**SHORT PROBLEM**
Copy out the listing that follows, exactly, without its pictures.
══ THE INPUT ══
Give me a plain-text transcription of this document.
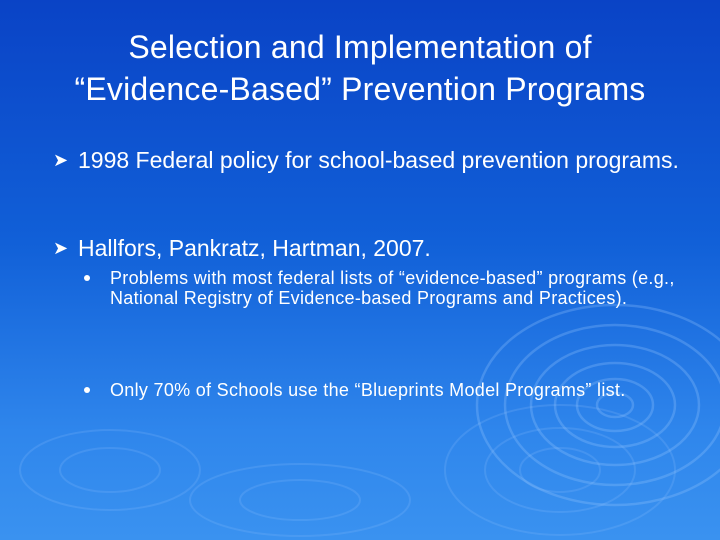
Selection and Implementation of
“Evidence-Based” Prevention Programs
➤ 1998 Federal policy for school-based prevention programs.
➤ Hallfors, Pankratz, Hartman, 2007.
Problems with most federal lists of “evidence-based” programs (e.g., National Registry of Evidence-based Programs and Practices).
Only 70% of Schools use the “Blueprints Model Programs” list.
═══
**CORRECT OUTPUT**
Give me a plain-text transcription of this document.
Selection and Implementation of
“Evidence-Based” Prevention Programs
➤ 1998 Federal policy for school-based prevention programs.
➤ Hallfors, Pankratz, Hartman, 2007.
Problems with most federal lists of “evidence-based” programs (e.g., National Registry of Evidence-based Programs and Practices).
Only 70% of Schools use the “Blueprints Model Programs” list.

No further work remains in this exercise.